[Dataset records on visual material]
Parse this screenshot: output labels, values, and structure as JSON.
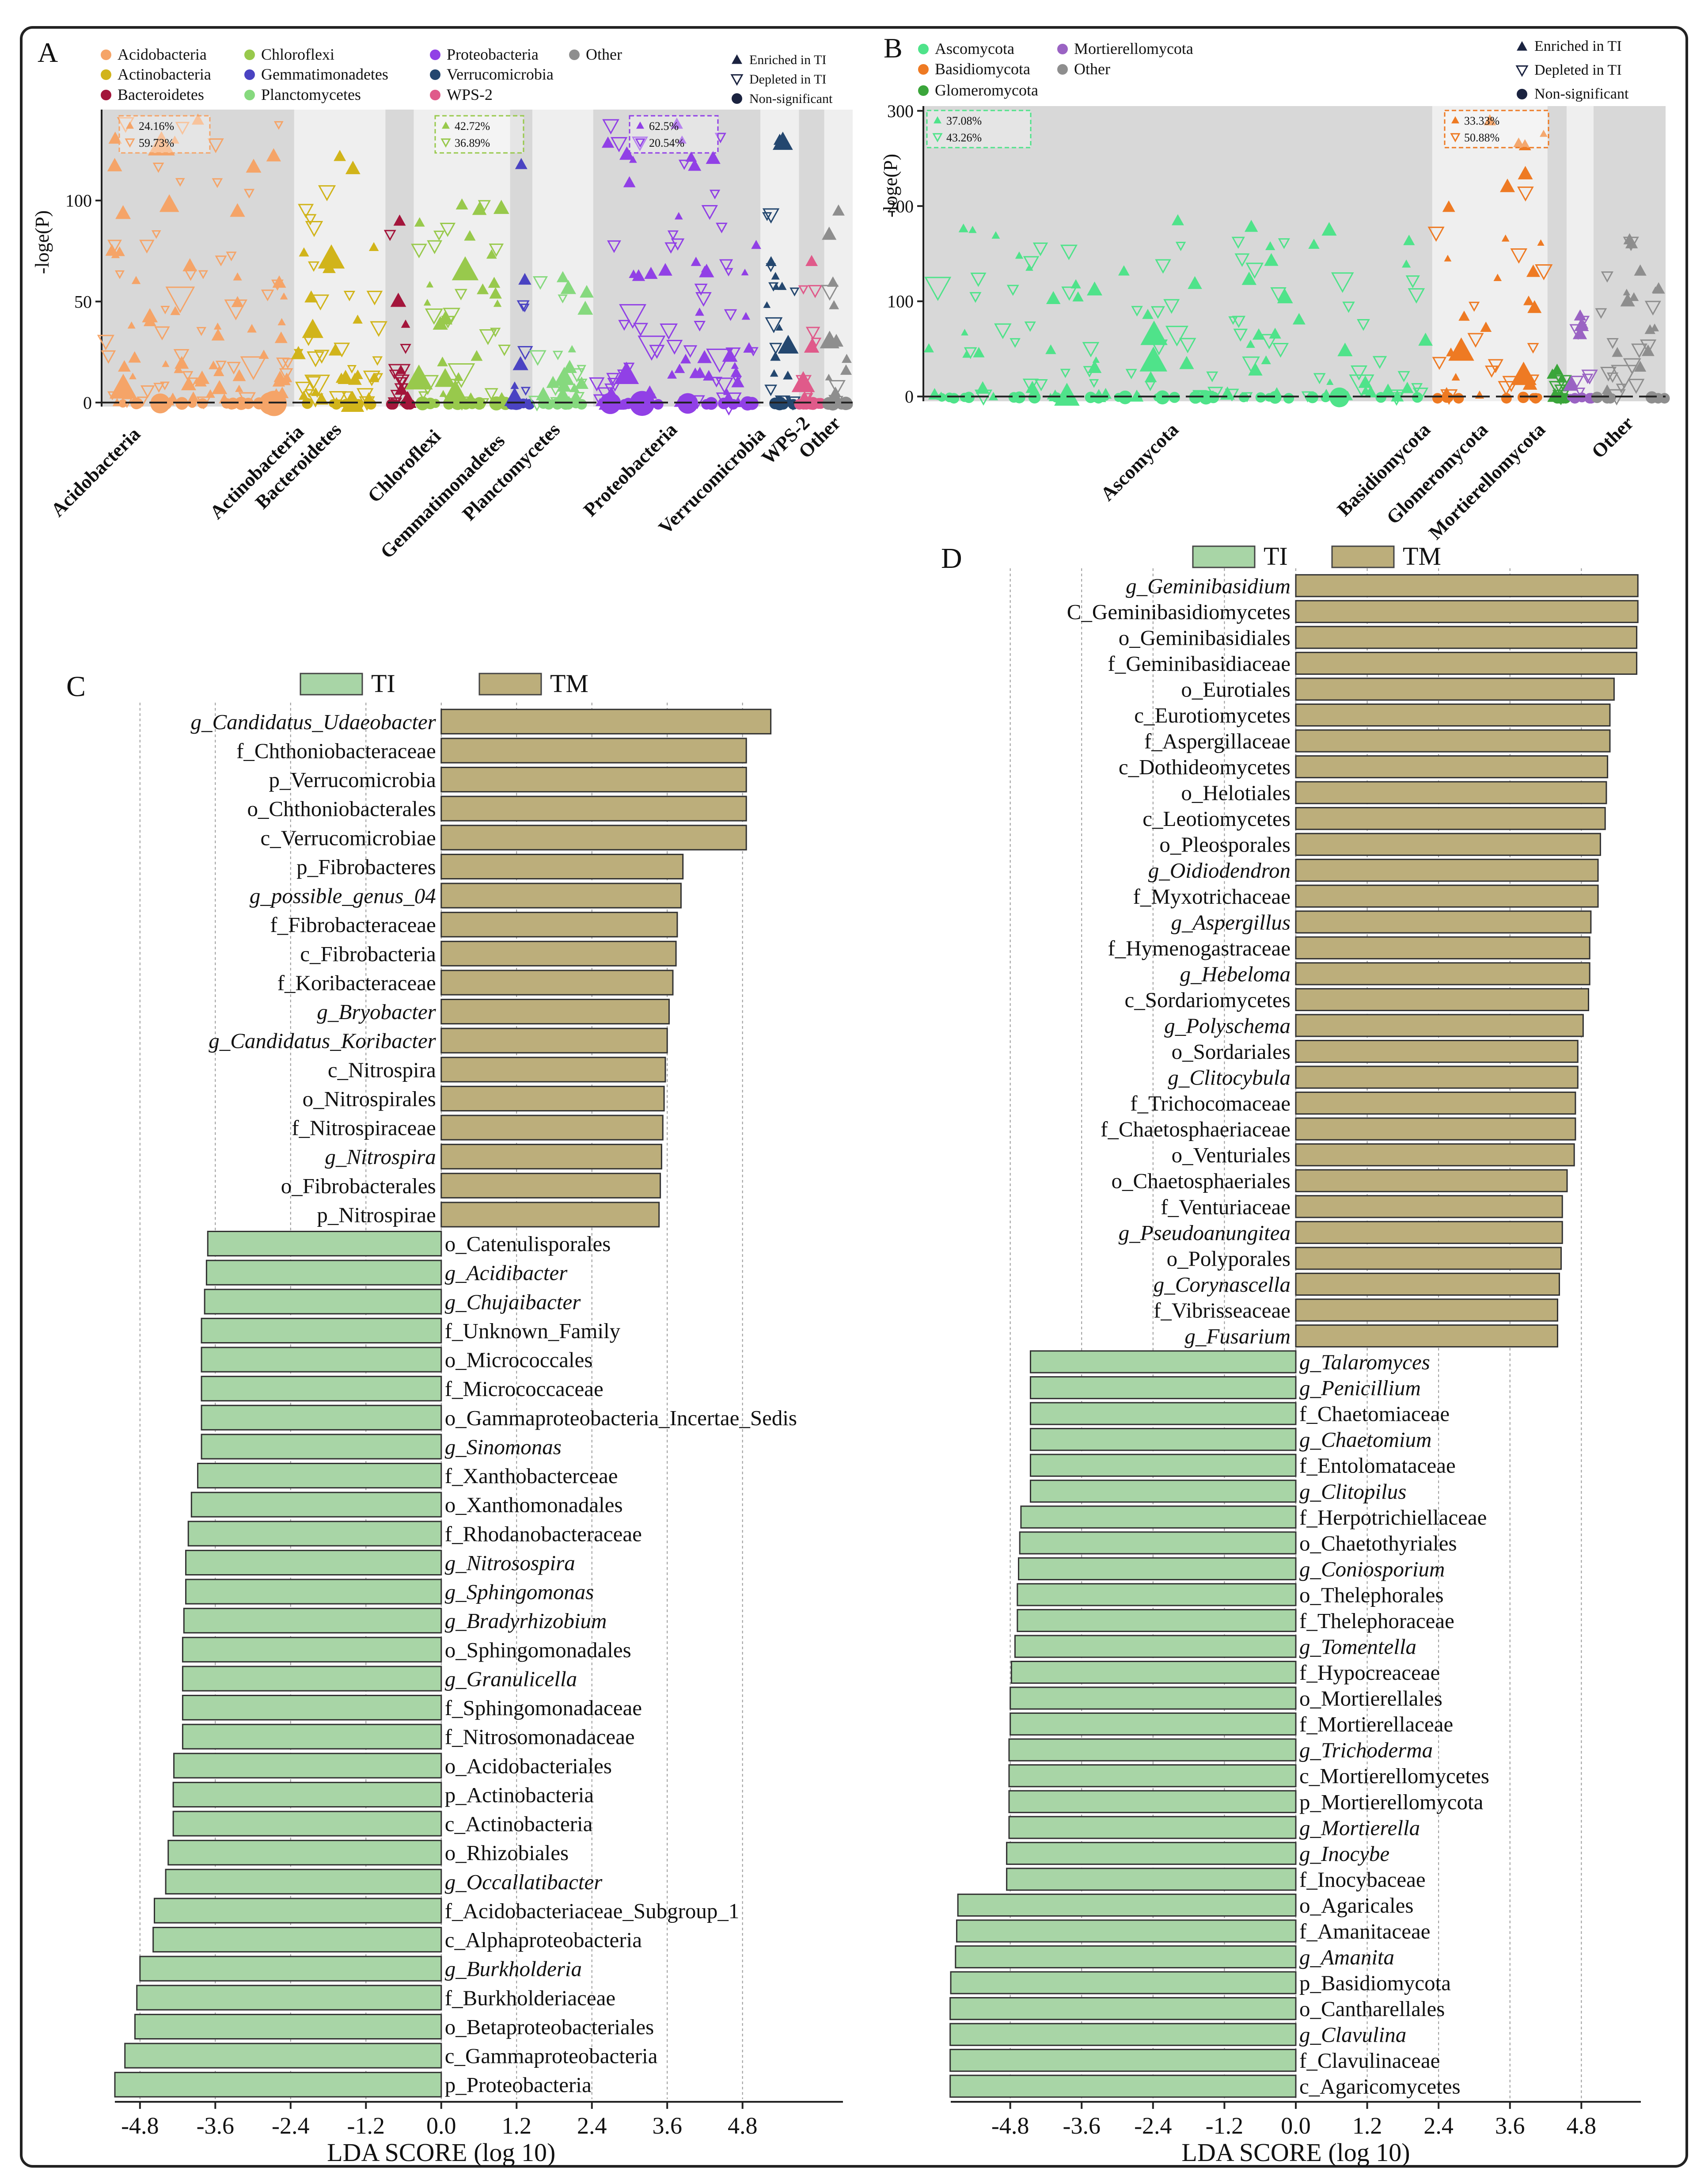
{
  "colors": {
    "TI": "#a8d5a6",
    "TM": "#bcae7b",
    "Acidobacteria": "#f5a468",
    "Actinobacteria": "#d1b41a",
    "Bacteroidetes": "#a3153b",
    "Chloroflexi": "#98c94c",
    "Gemmatimonadetes": "#4a43c2",
    "Planctomycetes": "#86d97e",
    "Proteobacteria": "#9140e6",
    "Verrucomicrobia": "#24476f",
    "WPS-2": "#e05a8a",
    "Other": "#8e8e8e",
    "Ascomycota": "#4fe38a",
    "Basidiomycota": "#ee7a23",
    "Glomeromycota": "#3aa53a",
    "Mortierellomycota": "#9a63c3"
  },
  "panel_a": {
    "label": "A",
    "ylabel": "-loge(P)",
    "legend_groups": [
      "Acidobacteria",
      "Actinobacteria",
      "Bacteroidetes",
      "Chloroflexi",
      "Gemmatimonadetes",
      "Planctomycetes",
      "Proteobacteria",
      "Verrucomicrobia",
      "WPS-2",
      "Other"
    ],
    "shape_legend": [
      "Enriched in TI",
      "Depleted in TI",
      "Non-significant"
    ],
    "boxes": [
      {
        "enriched": "24.16%",
        "depleted": "59.73%"
      },
      {
        "enriched": "42.72%",
        "depleted": "36.89%"
      },
      {
        "enriched": "62.5%",
        "depleted": "20.54%"
      }
    ]
  },
  "panel_b": {
    "label": "B",
    "ylabel": "-loge(P)",
    "legend_groups": [
      "Ascomycota",
      "Mortierellomycota",
      "Basidiomycota",
      "Other",
      "Glomeromycota"
    ],
    "shape_legend": [
      "Enriched in TI",
      "Depleted in TI",
      "Non-significant"
    ],
    "boxes": [
      {
        "enriched": "37.08%",
        "depleted": "43.26%"
      },
      {
        "enriched": "33.33%",
        "depleted": "50.88%"
      }
    ]
  },
  "chart_data": [
    {
      "panel": "A",
      "type": "scatter",
      "title": "",
      "xlabel": "",
      "ylabel": "-loge(P)",
      "ylim": [
        -2,
        145
      ],
      "yticks": [
        0,
        50,
        100
      ],
      "groups": [
        "Acidobacteria",
        "Actinobacteria",
        "Bacteroidetes",
        "Chloroflexi",
        "Gemmatimonadetes",
        "Planctomycetes",
        "Proteobacteria",
        "Verrucomicrobia",
        "WPS-2",
        "Other"
      ],
      "group_spans": [
        190,
        90,
        28,
        95,
        22,
        60,
        165,
        38,
        25,
        28
      ],
      "group_max": [
        140,
        122,
        90,
        98,
        118,
        62,
        138,
        130,
        70,
        95
      ],
      "group_points": [
        120,
        55,
        18,
        60,
        12,
        34,
        100,
        26,
        14,
        20
      ],
      "point_types": [
        "Enriched in TI",
        "Depleted in TI",
        "Non-significant"
      ]
    },
    {
      "panel": "B",
      "type": "scatter",
      "title": "",
      "xlabel": "",
      "ylabel": "-loge(P)",
      "ylim": [
        -5,
        305
      ],
      "yticks": [
        0,
        100,
        200,
        300
      ],
      "groups": [
        "Ascomycota",
        "Basidiomycota",
        "Glomeromycota",
        "Mortierellomycota",
        "Other"
      ],
      "group_spans": [
        530,
        120,
        20,
        28,
        75
      ],
      "group_max": [
        185,
        290,
        28,
        85,
        165
      ],
      "group_points": [
        160,
        45,
        10,
        12,
        30
      ],
      "point_types": [
        "Enriched in TI",
        "Depleted in TI",
        "Non-significant"
      ]
    },
    {
      "panel": "C",
      "type": "bar",
      "orientation": "horizontal",
      "xlabel": "LDA SCORE (log 10)",
      "xlim": [
        -5.2,
        6.4
      ],
      "xticks": [
        -4.8,
        -3.6,
        -2.4,
        -1.2,
        0.0,
        1.2,
        2.4,
        3.6,
        4.8
      ],
      "series_names": [
        "TI",
        "TM"
      ],
      "categories": [
        "g_Candidatus_Udaeobacter",
        "f_Chthoniobacteraceae",
        "p_Verrucomicrobia",
        "o_Chthoniobacterales",
        "c_Verrucomicrobiae",
        "p_Fibrobacteres",
        "g_possible_genus_04",
        "f_Fibrobacteraceae",
        "c_Fibrobacteria",
        "f_Koribacteraceae",
        "g_Bryobacter",
        "g_Candidatus_Koribacter",
        "c_Nitrospira",
        "o_Nitrospirales",
        "f_Nitrospiraceae",
        "g_Nitrospira",
        "o_Fibrobacterales",
        "p_Nitrospirae",
        "o_Catenulisporales",
        "g_Acidibacter",
        "g_Chujaibacter",
        "f_Unknown_Family",
        "o_Micrococcales",
        "f_Micrococcaceae",
        "o_Gammaproteobacteria_Incertae_Sedis",
        "g_Sinomonas",
        "f_Xanthobacterceae",
        "o_Xanthomonadales",
        "f_Rhodanobacteraceae",
        "g_Nitrosospira",
        "g_Sphingomonas",
        "g_Bradyrhizobium",
        "o_Sphingomonadales",
        "g_Granulicella",
        "f_Sphingomonadaceae",
        "f_Nitrosomonadaceae",
        "o_Acidobacteriales",
        "p_Actinobacteria",
        "c_Actinobacteria",
        "o_Rhizobiales",
        "g_Occallatibacter",
        "f_Acidobacteriaceae_Subgroup_1",
        "c_Alphaproteobacteria",
        "g_Burkholderia",
        "f_Burkholderiaceae",
        "o_Betaproteobacteriales",
        "c_Gammaproteobacteria",
        "p_Proteobacteria"
      ],
      "italic": [
        true,
        false,
        false,
        false,
        false,
        false,
        true,
        false,
        false,
        false,
        true,
        true,
        false,
        false,
        false,
        true,
        false,
        false,
        false,
        true,
        true,
        false,
        false,
        false,
        false,
        true,
        false,
        false,
        false,
        true,
        true,
        true,
        false,
        true,
        false,
        false,
        false,
        false,
        false,
        false,
        true,
        false,
        false,
        true,
        false,
        false,
        false,
        false
      ],
      "group": [
        "TM",
        "TM",
        "TM",
        "TM",
        "TM",
        "TM",
        "TM",
        "TM",
        "TM",
        "TM",
        "TM",
        "TM",
        "TM",
        "TM",
        "TM",
        "TM",
        "TM",
        "TM",
        "TI",
        "TI",
        "TI",
        "TI",
        "TI",
        "TI",
        "TI",
        "TI",
        "TI",
        "TI",
        "TI",
        "TI",
        "TI",
        "TI",
        "TI",
        "TI",
        "TI",
        "TI",
        "TI",
        "TI",
        "TI",
        "TI",
        "TI",
        "TI",
        "TI",
        "TI",
        "TI",
        "TI",
        "TI",
        "TI"
      ],
      "values": [
        5.25,
        4.86,
        4.86,
        4.86,
        4.86,
        3.85,
        3.82,
        3.76,
        3.74,
        3.69,
        3.63,
        3.6,
        3.57,
        3.55,
        3.53,
        3.51,
        3.49,
        3.47,
        -3.72,
        -3.74,
        -3.77,
        -3.82,
        -3.82,
        -3.82,
        -3.82,
        -3.82,
        -3.88,
        -3.98,
        -4.03,
        -4.07,
        -4.07,
        -4.1,
        -4.12,
        -4.12,
        -4.12,
        -4.12,
        -4.26,
        -4.27,
        -4.27,
        -4.35,
        -4.39,
        -4.57,
        -4.59,
        -4.8,
        -4.85,
        -4.88,
        -5.04,
        -5.2
      ]
    },
    {
      "panel": "D",
      "type": "bar",
      "orientation": "horizontal",
      "xlabel": "LDA SCORE (log 10)",
      "xlim": [
        -5.8,
        5.8
      ],
      "xticks": [
        -4.8,
        -3.6,
        -2.4,
        -1.2,
        0.0,
        1.2,
        2.4,
        3.6,
        4.8
      ],
      "series_names": [
        "TI",
        "TM"
      ],
      "categories": [
        "g_Geminibasidium",
        "C_Geminibasidiomycetes",
        "o_Geminibasidiales",
        "f_Geminibasidiaceae",
        "o_Eurotiales",
        "c_Eurotiomycetes",
        "f_Aspergillaceae",
        "c_Dothideomycetes",
        "o_Helotiales",
        "c_Leotiomycetes",
        "o_Pleosporales",
        "g_Oidiodendron",
        "f_Myxotrichaceae",
        "g_Aspergillus",
        "f_Hymenogastraceae",
        "g_Hebeloma",
        "c_Sordariomycetes",
        "g_Polyschema",
        "o_Sordariales",
        "g_Clitocybula",
        "f_Trichocomaceae",
        "f_Chaetosphaeriaceae",
        "o_Venturiales",
        "o_Chaetosphaeriales",
        "f_Venturiaceae",
        "g_Pseudoanungitea",
        "o_Polyporales",
        "g_Corynascella",
        "f_Vibrisseaceae",
        "g_Fusarium",
        "g_Talaromyces",
        "g_Penicillium",
        "f_Chaetomiaceae",
        "g_Chaetomium",
        "f_Entolomataceae",
        "g_Clitopilus",
        "f_Herpotrichiellaceae",
        "o_Chaetothyriales",
        "g_Coniosporium",
        "o_Thelephorales",
        "f_Thelephoraceae",
        "g_Tomentella",
        "f_Hypocreaceae",
        "o_Mortierellales",
        "f_Mortierellaceae",
        "g_Trichoderma",
        "c_Mortierellomycetes",
        "p_Mortierellomycota",
        "g_Mortierella",
        "g_Inocybe",
        "f_Inocybaceae",
        "o_Agaricales",
        "f_Amanitaceae",
        "g_Amanita",
        "p_Basidiomycota",
        "o_Cantharellales",
        "g_Clavulina",
        "f_Clavulinaceae",
        "c_Agaricomycetes"
      ],
      "italic": [
        true,
        false,
        false,
        false,
        false,
        false,
        false,
        false,
        false,
        false,
        false,
        true,
        false,
        true,
        false,
        true,
        false,
        true,
        false,
        true,
        false,
        false,
        false,
        false,
        false,
        true,
        false,
        true,
        false,
        true,
        true,
        true,
        false,
        true,
        false,
        true,
        false,
        false,
        true,
        false,
        false,
        true,
        false,
        false,
        false,
        true,
        false,
        false,
        true,
        true,
        false,
        false,
        false,
        true,
        false,
        false,
        true,
        false,
        false
      ],
      "group": [
        "TM",
        "TM",
        "TM",
        "TM",
        "TM",
        "TM",
        "TM",
        "TM",
        "TM",
        "TM",
        "TM",
        "TM",
        "TM",
        "TM",
        "TM",
        "TM",
        "TM",
        "TM",
        "TM",
        "TM",
        "TM",
        "TM",
        "TM",
        "TM",
        "TM",
        "TM",
        "TM",
        "TM",
        "TM",
        "TM",
        "TI",
        "TI",
        "TI",
        "TI",
        "TI",
        "TI",
        "TI",
        "TI",
        "TI",
        "TI",
        "TI",
        "TI",
        "TI",
        "TI",
        "TI",
        "TI",
        "TI",
        "TI",
        "TI",
        "TI",
        "TI",
        "TI",
        "TI",
        "TI",
        "TI",
        "TI",
        "TI",
        "TI",
        "TI"
      ],
      "values": [
        5.75,
        5.75,
        5.73,
        5.73,
        5.35,
        5.28,
        5.28,
        5.24,
        5.22,
        5.2,
        5.12,
        5.08,
        5.08,
        4.96,
        4.94,
        4.94,
        4.92,
        4.83,
        4.74,
        4.74,
        4.7,
        4.7,
        4.68,
        4.56,
        4.48,
        4.48,
        4.46,
        4.43,
        4.4,
        4.4,
        -4.46,
        -4.46,
        -4.46,
        -4.46,
        -4.46,
        -4.46,
        -4.62,
        -4.64,
        -4.66,
        -4.68,
        -4.68,
        -4.72,
        -4.78,
        -4.8,
        -4.8,
        -4.82,
        -4.82,
        -4.82,
        -4.82,
        -4.86,
        -4.86,
        -5.68,
        -5.7,
        -5.72,
        -5.8,
        -5.81,
        -5.81,
        -5.81,
        -5.81
      ]
    }
  ]
}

- Task -
Scan the records for the string "Planctomycetes". Copy each line in which it appears.

- Response for this exercise -
    "Planctomycetes": "#86d97e",
      "Planctomycetes",
        "Planctomycetes",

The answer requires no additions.